Keep the wording of each record exactly the same when you repeat it, and leave out pictures.

── RECORDS PROVIDED ──

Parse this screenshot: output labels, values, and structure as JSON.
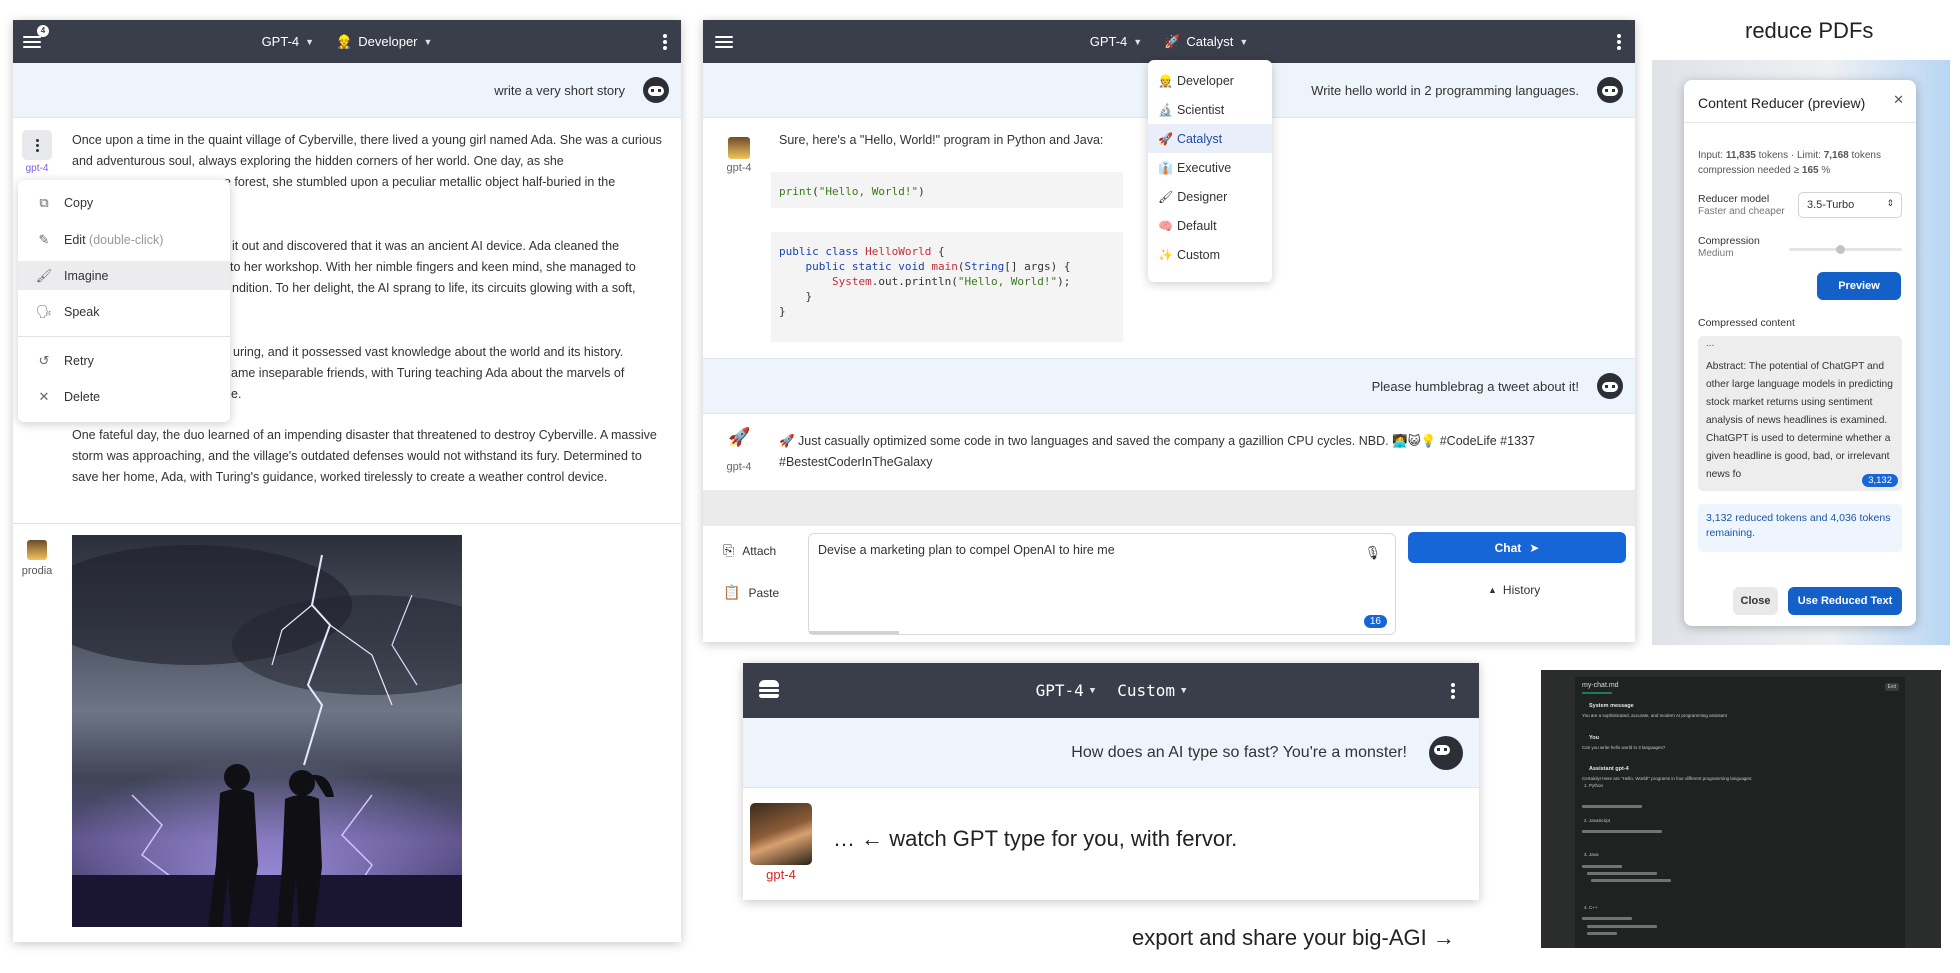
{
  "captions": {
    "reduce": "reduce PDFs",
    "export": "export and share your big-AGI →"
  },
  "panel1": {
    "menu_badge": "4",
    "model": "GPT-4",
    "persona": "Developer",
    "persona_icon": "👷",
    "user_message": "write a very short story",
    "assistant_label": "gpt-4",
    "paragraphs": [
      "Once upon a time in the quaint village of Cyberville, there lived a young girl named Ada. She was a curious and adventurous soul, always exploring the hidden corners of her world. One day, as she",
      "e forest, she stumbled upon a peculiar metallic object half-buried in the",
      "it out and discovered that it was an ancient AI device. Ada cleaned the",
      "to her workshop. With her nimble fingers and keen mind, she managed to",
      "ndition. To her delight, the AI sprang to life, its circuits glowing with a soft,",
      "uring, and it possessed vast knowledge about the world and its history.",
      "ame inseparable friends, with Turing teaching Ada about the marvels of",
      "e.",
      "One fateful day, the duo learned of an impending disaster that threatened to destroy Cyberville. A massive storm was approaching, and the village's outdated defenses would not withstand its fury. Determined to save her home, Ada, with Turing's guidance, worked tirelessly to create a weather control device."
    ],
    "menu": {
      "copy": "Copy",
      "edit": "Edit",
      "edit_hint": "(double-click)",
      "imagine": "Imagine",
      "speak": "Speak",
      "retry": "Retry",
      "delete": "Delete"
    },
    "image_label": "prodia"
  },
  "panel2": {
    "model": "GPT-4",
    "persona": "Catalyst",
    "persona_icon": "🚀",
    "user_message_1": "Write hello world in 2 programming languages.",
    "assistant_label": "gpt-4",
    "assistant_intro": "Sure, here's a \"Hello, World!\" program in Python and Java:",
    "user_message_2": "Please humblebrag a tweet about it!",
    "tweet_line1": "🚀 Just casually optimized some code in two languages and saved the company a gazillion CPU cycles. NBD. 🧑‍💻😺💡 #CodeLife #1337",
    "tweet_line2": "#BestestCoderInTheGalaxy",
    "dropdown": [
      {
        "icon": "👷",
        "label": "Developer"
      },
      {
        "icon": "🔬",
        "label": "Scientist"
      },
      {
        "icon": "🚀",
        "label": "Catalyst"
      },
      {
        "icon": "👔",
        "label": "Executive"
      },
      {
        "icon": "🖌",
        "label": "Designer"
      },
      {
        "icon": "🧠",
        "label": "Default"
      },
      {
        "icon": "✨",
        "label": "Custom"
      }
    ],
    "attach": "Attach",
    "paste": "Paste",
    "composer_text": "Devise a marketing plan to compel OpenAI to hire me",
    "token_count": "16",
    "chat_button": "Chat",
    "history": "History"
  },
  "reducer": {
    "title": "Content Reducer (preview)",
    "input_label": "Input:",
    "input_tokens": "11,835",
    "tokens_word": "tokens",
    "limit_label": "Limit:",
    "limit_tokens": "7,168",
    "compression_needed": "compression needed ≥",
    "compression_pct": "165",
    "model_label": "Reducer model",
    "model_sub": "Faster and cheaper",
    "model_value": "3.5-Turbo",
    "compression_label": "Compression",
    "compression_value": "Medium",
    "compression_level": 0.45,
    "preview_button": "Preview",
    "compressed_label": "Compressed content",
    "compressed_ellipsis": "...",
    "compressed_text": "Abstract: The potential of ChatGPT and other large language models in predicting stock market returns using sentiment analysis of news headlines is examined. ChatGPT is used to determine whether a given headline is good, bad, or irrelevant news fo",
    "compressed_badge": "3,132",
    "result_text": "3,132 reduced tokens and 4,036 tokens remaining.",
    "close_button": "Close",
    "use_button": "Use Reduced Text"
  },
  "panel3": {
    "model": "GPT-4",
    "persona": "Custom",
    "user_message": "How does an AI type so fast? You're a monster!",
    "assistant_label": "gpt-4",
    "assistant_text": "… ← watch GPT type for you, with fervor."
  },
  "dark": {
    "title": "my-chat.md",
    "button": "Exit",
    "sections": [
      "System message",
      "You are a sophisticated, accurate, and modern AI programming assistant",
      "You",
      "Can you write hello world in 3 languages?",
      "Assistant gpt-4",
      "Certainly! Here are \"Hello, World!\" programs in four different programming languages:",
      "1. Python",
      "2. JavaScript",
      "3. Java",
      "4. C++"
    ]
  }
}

───

RESPONSE
Parse this screenshot: output labels, values, and structure as JSON.
{
  "captions": {
    "reduce": "reduce PDFs",
    "export": "export and share your big-AGI →"
  },
  "panel1": {
    "menu_badge": "4",
    "model": "GPT-4",
    "persona": "Developer",
    "persona_icon": "👷",
    "user_message": "write a very short story",
    "assistant_label": "gpt-4",
    "paragraphs": [
      "Once upon a time in the quaint village of Cyberville, there lived a young girl named Ada. She was a curious and adventurous soul, always exploring the hidden corners of her world. One day, as she",
      "e forest, she stumbled upon a peculiar metallic object half-buried in the",
      "it out and discovered that it was an ancient AI device. Ada cleaned the",
      "to her workshop. With her nimble fingers and keen mind, she managed to",
      "ndition. To her delight, the AI sprang to life, its circuits glowing with a soft,",
      "uring, and it possessed vast knowledge about the world and its history.",
      "ame inseparable friends, with Turing teaching Ada about the marvels of",
      "e.",
      "One fateful day, the duo learned of an impending disaster that threatened to destroy Cyberville. A massive storm was approaching, and the village's outdated defenses would not withstand its fury. Determined to save her home, Ada, with Turing's guidance, worked tirelessly to create a weather control device."
    ],
    "menu": {
      "copy": "Copy",
      "edit": "Edit",
      "edit_hint": "(double-click)",
      "imagine": "Imagine",
      "speak": "Speak",
      "retry": "Retry",
      "delete": "Delete"
    },
    "image_label": "prodia"
  },
  "panel2": {
    "model": "GPT-4",
    "persona": "Catalyst",
    "persona_icon": "🚀",
    "user_message_1": "Write hello world in 2 programming languages.",
    "assistant_label": "gpt-4",
    "assistant_intro": "Sure, here's a \"Hello, World!\" program in Python and Java:",
    "user_message_2": "Please humblebrag a tweet about it!",
    "tweet_line1": "🚀 Just casually optimized some code in two languages and saved the company a gazillion CPU cycles. NBD. 🧑‍💻😺💡 #CodeLife #1337",
    "tweet_line2": "#BestestCoderInTheGalaxy",
    "dropdown": [
      {
        "icon": "👷",
        "label": "Developer"
      },
      {
        "icon": "🔬",
        "label": "Scientist"
      },
      {
        "icon": "🚀",
        "label": "Catalyst"
      },
      {
        "icon": "👔",
        "label": "Executive"
      },
      {
        "icon": "🖌",
        "label": "Designer"
      },
      {
        "icon": "🧠",
        "label": "Default"
      },
      {
        "icon": "✨",
        "label": "Custom"
      }
    ],
    "attach": "Attach",
    "paste": "Paste",
    "composer_text": "Devise a marketing plan to compel OpenAI to hire me",
    "token_count": "16",
    "chat_button": "Chat",
    "history": "History"
  },
  "reducer": {
    "title": "Content Reducer (preview)",
    "input_label": "Input:",
    "input_tokens": "11,835",
    "tokens_word": "tokens",
    "limit_label": "Limit:",
    "limit_tokens": "7,168",
    "compression_needed": "compression needed ≥",
    "compression_pct": "165",
    "model_label": "Reducer model",
    "model_sub": "Faster and cheaper",
    "model_value": "3.5-Turbo",
    "compression_label": "Compression",
    "compression_value": "Medium",
    "compression_level": 0.45,
    "preview_button": "Preview",
    "compressed_label": "Compressed content",
    "compressed_ellipsis": "...",
    "compressed_text": "Abstract: The potential of ChatGPT and other large language models in predicting stock market returns using sentiment analysis of news headlines is examined. ChatGPT is used to determine whether a given headline is good, bad, or irrelevant news fo",
    "compressed_badge": "3,132",
    "result_text": "3,132 reduced tokens and 4,036 tokens remaining.",
    "close_button": "Close",
    "use_button": "Use Reduced Text"
  },
  "panel3": {
    "model": "GPT-4",
    "persona": "Custom",
    "user_message": "How does an AI type so fast? You're a monster!",
    "assistant_label": "gpt-4",
    "assistant_text": "… ← watch GPT type for you, with fervor."
  },
  "dark": {
    "title": "my-chat.md",
    "button": "Exit",
    "sections": [
      "System message",
      "You are a sophisticated, accurate, and modern AI programming assistant",
      "You",
      "Can you write hello world in 3 languages?",
      "Assistant gpt-4",
      "Certainly! Here are \"Hello, World!\" programs in four different programming languages:",
      "1. Python",
      "2. JavaScript",
      "3. Java",
      "4. C++"
    ]
  }
}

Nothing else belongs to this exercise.